◆ **Short exercise**: Go through the records and show each line where the word "kind" occurs.

◆ **The records**:

-- BEGIN --

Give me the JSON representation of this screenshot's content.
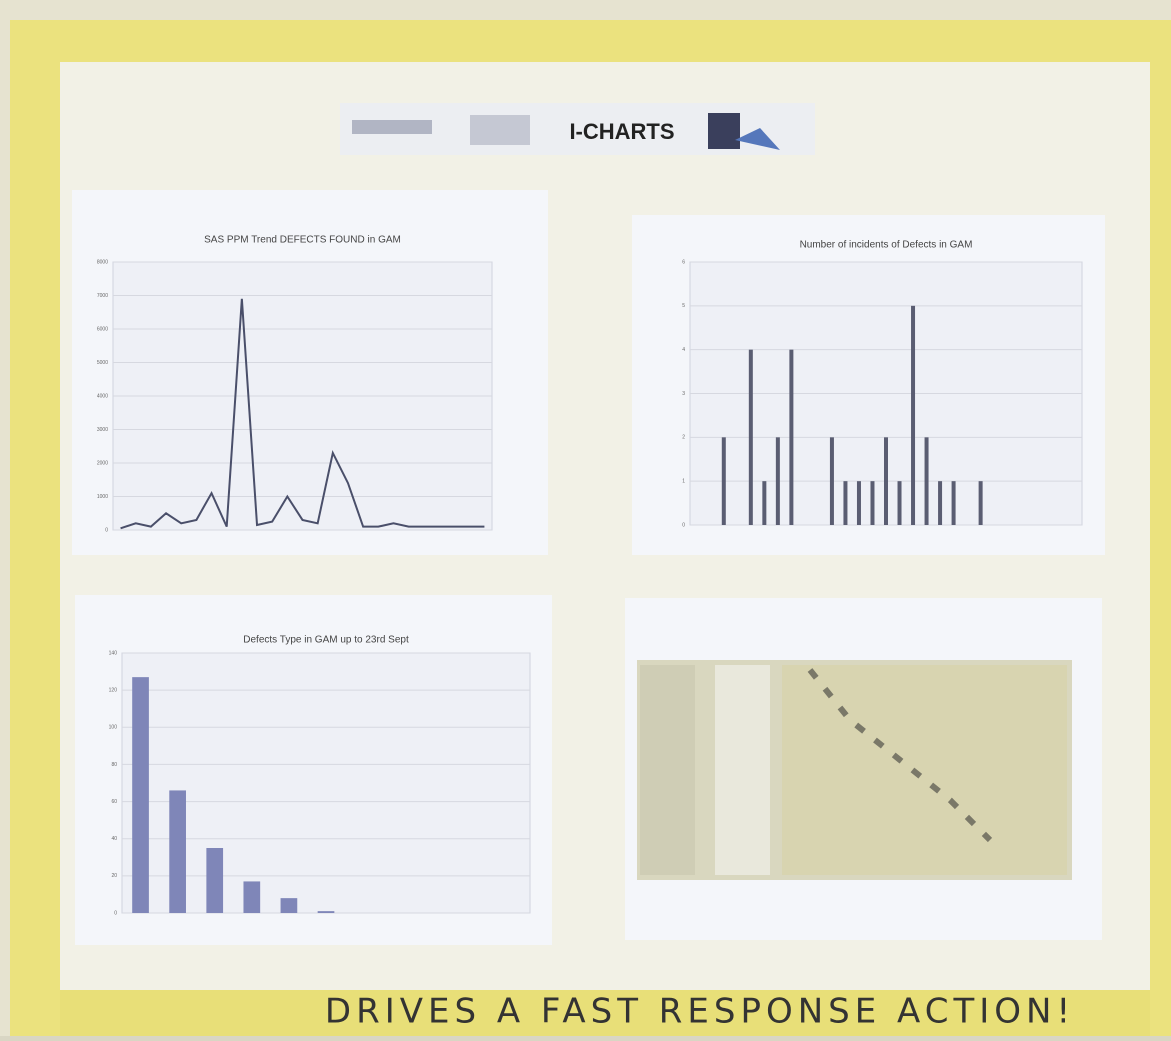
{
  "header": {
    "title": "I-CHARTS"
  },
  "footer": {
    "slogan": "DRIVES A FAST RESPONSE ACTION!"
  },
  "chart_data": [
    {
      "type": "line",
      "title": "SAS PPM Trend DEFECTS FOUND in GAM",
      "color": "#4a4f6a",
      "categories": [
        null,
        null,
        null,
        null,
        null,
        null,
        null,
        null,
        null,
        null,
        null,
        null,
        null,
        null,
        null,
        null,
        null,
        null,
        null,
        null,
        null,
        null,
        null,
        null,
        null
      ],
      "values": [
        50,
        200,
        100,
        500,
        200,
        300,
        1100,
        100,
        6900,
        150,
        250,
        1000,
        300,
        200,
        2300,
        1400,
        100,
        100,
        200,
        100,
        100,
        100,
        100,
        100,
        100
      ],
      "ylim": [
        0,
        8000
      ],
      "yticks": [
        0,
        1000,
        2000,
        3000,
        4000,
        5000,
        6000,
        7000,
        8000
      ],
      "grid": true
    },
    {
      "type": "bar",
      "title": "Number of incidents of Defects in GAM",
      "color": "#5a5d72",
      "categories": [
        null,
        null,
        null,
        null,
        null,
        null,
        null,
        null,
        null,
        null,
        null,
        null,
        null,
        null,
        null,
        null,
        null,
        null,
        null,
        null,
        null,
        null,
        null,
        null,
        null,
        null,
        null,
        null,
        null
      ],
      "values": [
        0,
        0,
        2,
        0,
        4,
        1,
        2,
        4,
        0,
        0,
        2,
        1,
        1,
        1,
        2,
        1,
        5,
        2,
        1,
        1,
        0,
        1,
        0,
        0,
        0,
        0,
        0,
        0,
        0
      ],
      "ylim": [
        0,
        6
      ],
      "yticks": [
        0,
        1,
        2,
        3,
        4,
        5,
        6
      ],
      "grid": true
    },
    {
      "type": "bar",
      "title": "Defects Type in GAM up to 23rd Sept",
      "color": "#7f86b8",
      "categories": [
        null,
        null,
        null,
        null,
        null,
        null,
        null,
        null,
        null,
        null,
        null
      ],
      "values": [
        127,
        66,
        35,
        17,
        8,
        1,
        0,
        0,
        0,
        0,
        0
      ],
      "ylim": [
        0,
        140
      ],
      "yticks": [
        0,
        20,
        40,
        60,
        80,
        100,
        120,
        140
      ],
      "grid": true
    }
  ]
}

-- END --
-- BEGIN --

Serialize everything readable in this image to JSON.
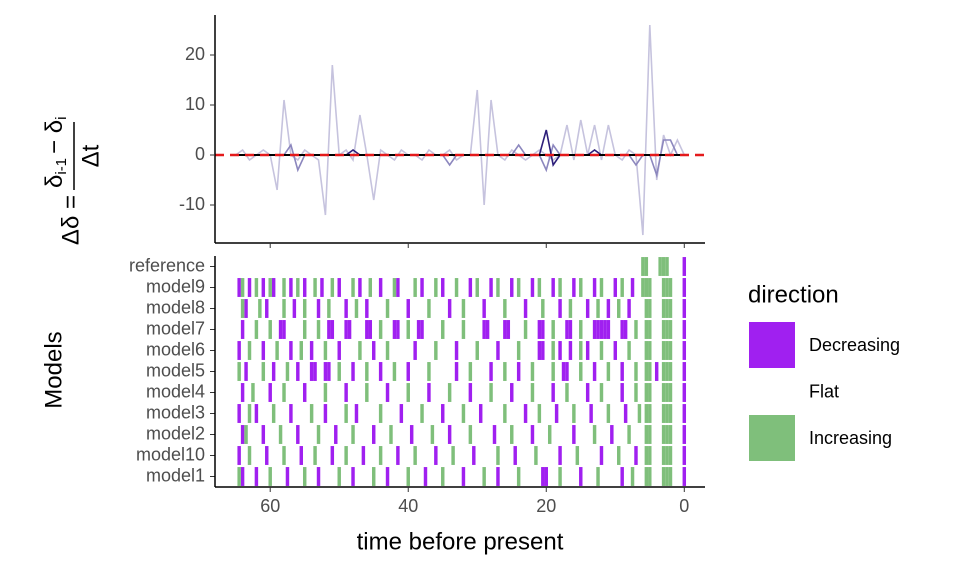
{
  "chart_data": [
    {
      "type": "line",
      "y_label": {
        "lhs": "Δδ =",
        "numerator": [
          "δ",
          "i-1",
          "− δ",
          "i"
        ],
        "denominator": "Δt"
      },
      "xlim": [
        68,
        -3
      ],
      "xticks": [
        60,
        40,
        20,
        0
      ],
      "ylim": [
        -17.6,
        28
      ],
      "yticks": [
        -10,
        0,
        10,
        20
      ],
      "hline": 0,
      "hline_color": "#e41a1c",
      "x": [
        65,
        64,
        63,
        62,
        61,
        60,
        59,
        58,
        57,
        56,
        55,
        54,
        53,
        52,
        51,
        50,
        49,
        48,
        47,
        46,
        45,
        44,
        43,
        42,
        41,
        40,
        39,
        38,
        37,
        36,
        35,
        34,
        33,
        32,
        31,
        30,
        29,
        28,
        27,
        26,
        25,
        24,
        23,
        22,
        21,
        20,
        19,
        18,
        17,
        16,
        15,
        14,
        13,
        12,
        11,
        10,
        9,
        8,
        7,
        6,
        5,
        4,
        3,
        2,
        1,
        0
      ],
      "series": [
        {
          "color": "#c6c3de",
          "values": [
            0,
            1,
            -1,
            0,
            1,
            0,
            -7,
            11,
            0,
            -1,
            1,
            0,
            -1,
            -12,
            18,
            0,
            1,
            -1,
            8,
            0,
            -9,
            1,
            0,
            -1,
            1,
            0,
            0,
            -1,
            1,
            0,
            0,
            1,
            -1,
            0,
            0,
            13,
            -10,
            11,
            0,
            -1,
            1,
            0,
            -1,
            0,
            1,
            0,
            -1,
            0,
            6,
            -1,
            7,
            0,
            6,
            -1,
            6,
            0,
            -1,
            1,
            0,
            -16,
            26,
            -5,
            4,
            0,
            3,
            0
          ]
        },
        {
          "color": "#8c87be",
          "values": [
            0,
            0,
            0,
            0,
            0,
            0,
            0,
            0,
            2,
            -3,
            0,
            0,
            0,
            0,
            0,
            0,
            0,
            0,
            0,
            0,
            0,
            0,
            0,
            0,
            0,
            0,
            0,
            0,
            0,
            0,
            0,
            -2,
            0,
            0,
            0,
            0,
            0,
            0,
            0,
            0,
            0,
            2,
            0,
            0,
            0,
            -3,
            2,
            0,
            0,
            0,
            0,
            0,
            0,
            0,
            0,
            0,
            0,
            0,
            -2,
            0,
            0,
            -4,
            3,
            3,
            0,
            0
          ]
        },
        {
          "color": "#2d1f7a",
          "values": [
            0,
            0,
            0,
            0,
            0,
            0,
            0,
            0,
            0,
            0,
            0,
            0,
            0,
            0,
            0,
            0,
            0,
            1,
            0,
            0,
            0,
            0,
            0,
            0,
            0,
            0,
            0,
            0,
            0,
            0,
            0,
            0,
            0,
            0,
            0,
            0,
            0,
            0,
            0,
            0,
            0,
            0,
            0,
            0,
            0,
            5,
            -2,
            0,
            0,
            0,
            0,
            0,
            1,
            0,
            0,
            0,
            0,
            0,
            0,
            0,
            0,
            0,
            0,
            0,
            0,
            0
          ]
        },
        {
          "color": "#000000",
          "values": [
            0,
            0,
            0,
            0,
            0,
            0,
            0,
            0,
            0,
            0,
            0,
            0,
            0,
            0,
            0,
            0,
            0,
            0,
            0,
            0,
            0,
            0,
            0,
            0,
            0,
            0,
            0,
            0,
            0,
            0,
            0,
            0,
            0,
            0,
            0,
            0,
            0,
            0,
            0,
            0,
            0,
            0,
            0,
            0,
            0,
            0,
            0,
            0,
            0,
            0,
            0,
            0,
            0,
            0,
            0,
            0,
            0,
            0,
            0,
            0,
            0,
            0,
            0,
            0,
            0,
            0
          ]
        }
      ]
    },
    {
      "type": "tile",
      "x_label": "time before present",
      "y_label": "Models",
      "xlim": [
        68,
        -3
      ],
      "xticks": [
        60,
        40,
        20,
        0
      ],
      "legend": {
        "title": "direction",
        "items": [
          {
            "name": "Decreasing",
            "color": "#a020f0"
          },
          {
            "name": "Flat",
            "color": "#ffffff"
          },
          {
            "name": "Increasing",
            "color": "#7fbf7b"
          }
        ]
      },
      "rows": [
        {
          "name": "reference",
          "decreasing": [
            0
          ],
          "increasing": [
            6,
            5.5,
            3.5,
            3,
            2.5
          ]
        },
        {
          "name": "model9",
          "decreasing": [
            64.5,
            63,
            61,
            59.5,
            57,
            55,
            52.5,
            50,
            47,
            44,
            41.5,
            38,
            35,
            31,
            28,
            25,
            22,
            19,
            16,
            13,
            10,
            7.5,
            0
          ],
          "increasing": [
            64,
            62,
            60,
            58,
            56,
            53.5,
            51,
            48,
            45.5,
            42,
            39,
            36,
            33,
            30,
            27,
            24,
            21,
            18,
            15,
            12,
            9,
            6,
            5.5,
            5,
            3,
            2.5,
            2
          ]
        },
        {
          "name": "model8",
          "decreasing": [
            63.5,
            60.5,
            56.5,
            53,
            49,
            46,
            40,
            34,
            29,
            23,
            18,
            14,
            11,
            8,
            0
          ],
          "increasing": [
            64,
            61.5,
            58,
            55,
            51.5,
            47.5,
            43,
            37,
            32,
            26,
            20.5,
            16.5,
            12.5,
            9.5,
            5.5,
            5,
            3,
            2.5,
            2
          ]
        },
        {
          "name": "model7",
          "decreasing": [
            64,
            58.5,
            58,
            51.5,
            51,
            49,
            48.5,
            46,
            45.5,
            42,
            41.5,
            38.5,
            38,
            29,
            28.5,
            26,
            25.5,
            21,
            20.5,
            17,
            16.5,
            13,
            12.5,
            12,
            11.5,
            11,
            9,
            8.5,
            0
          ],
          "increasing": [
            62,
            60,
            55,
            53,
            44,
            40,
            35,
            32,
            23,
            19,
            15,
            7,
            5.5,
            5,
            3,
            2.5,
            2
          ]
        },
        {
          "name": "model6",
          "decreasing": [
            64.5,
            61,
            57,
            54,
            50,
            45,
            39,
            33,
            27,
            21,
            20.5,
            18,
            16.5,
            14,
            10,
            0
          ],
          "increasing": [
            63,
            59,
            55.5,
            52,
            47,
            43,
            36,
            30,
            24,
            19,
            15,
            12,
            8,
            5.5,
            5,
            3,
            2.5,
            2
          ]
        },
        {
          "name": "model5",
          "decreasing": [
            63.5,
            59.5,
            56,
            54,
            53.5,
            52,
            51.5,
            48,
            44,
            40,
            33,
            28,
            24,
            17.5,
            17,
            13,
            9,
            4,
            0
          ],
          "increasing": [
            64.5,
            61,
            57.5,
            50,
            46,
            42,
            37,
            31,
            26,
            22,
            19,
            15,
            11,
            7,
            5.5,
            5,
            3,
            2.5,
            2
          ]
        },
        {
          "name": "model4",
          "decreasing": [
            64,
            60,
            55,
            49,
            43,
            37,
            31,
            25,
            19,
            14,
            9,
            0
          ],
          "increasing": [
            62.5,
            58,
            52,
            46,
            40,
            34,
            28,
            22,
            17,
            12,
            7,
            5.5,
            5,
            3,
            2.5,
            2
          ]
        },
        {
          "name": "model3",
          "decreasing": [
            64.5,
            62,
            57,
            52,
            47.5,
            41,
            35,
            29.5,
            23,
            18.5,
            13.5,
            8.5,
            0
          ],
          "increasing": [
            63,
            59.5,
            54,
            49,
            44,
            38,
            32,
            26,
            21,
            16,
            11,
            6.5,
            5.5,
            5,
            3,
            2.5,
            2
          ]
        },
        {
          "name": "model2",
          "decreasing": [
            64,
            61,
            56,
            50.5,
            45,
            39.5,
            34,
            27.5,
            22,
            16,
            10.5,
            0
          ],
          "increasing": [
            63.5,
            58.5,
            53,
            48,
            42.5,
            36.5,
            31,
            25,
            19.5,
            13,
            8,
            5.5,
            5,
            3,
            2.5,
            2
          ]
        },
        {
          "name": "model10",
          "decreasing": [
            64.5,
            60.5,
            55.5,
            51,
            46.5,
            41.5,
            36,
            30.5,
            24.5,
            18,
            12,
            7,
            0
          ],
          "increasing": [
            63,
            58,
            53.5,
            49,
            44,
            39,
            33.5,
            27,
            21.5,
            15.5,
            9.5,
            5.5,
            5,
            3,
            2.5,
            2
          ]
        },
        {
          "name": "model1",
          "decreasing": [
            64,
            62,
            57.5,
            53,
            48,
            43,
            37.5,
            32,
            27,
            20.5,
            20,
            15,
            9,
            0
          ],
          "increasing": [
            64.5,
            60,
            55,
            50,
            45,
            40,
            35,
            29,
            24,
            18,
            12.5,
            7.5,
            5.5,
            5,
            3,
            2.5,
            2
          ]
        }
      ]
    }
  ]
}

-- END --
-- BEGIN --

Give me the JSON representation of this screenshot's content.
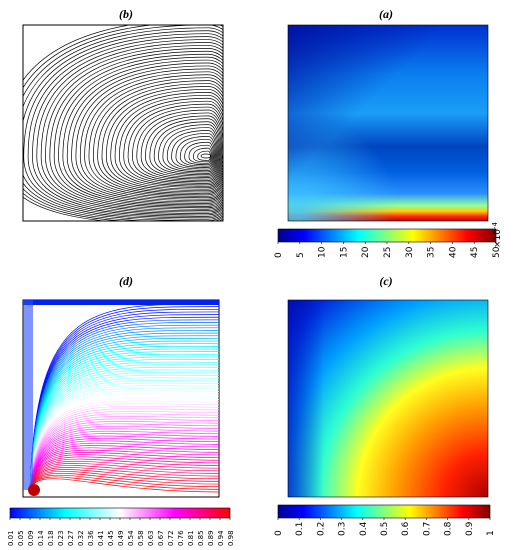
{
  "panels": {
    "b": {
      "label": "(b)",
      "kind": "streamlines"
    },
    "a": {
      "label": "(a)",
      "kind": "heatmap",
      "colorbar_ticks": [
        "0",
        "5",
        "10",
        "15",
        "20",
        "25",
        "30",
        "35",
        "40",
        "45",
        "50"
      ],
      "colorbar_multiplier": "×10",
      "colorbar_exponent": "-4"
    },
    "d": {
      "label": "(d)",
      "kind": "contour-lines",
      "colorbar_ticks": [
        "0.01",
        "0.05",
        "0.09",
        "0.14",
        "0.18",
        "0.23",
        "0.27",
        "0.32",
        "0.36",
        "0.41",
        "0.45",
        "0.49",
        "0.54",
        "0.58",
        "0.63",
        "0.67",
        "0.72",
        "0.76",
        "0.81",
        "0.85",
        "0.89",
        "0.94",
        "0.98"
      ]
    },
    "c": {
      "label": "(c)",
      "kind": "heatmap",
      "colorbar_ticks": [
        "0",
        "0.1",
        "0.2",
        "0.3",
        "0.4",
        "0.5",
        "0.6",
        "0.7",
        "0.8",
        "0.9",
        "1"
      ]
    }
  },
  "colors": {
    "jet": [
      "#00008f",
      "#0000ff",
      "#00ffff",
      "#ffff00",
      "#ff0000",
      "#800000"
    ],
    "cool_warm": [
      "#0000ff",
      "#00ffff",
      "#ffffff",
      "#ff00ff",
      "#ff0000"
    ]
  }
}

-- END --

◆ **Final result**:
      "kind": "streamlines"
      "kind": "heatmap",
      "kind": "contour-lines",
      "kind": "heatmap",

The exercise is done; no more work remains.